WHAT THE TASK REQUIRES: Return all lines that include the string "page".

━━━━━ TASK INPUT ━━━━━

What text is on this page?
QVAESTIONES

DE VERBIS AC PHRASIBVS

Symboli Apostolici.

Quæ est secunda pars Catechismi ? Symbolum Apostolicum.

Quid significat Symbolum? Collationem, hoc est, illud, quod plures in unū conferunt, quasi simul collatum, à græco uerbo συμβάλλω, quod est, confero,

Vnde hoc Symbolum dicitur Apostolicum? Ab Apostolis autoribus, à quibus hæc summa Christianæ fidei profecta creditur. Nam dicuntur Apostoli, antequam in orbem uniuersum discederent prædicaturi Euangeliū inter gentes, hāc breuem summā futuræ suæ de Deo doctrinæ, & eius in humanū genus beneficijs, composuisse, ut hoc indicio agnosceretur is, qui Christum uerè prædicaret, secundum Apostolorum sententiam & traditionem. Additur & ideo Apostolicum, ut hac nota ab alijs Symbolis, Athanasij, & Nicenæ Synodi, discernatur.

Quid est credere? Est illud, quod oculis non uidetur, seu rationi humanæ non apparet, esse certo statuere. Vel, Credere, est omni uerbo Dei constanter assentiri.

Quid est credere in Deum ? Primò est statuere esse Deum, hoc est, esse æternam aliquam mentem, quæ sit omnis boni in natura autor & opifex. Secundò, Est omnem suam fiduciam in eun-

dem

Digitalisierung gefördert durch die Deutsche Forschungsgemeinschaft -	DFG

━━━━━
━━━━━ TASK INPUT ━━━━━

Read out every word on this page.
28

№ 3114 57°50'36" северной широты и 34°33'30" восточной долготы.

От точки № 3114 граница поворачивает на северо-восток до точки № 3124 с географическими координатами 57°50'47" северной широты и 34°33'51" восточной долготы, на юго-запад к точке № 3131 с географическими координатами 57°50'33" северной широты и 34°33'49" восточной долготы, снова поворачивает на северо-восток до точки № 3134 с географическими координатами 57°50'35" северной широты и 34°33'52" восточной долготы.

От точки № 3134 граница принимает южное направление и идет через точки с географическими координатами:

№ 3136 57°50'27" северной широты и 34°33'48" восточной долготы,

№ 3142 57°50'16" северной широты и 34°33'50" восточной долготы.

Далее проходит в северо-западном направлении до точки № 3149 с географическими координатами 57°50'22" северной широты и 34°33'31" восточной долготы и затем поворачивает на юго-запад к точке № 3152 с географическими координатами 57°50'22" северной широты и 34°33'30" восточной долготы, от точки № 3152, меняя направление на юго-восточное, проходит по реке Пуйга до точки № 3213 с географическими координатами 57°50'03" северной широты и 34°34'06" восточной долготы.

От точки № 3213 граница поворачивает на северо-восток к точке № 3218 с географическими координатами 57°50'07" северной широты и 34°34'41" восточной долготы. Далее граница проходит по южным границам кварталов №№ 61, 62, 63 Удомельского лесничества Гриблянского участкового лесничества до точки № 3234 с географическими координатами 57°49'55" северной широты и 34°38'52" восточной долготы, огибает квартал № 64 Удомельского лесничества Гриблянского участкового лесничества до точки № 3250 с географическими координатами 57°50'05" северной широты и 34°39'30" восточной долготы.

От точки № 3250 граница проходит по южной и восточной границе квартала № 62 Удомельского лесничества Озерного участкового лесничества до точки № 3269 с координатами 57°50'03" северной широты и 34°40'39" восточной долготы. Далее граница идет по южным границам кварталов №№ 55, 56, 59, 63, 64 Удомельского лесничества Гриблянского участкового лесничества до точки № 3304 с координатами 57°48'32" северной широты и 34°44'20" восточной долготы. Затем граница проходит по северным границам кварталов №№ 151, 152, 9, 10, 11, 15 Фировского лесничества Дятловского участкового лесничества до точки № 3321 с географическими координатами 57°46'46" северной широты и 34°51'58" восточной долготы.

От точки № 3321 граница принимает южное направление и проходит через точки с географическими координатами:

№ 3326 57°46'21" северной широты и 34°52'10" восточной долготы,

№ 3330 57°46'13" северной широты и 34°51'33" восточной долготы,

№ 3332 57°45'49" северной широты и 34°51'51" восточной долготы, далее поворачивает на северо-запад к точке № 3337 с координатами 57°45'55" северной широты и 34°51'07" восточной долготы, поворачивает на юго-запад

━━━━━

ANSWER IN FULL:
What text is on this page?
Read out every word on this page.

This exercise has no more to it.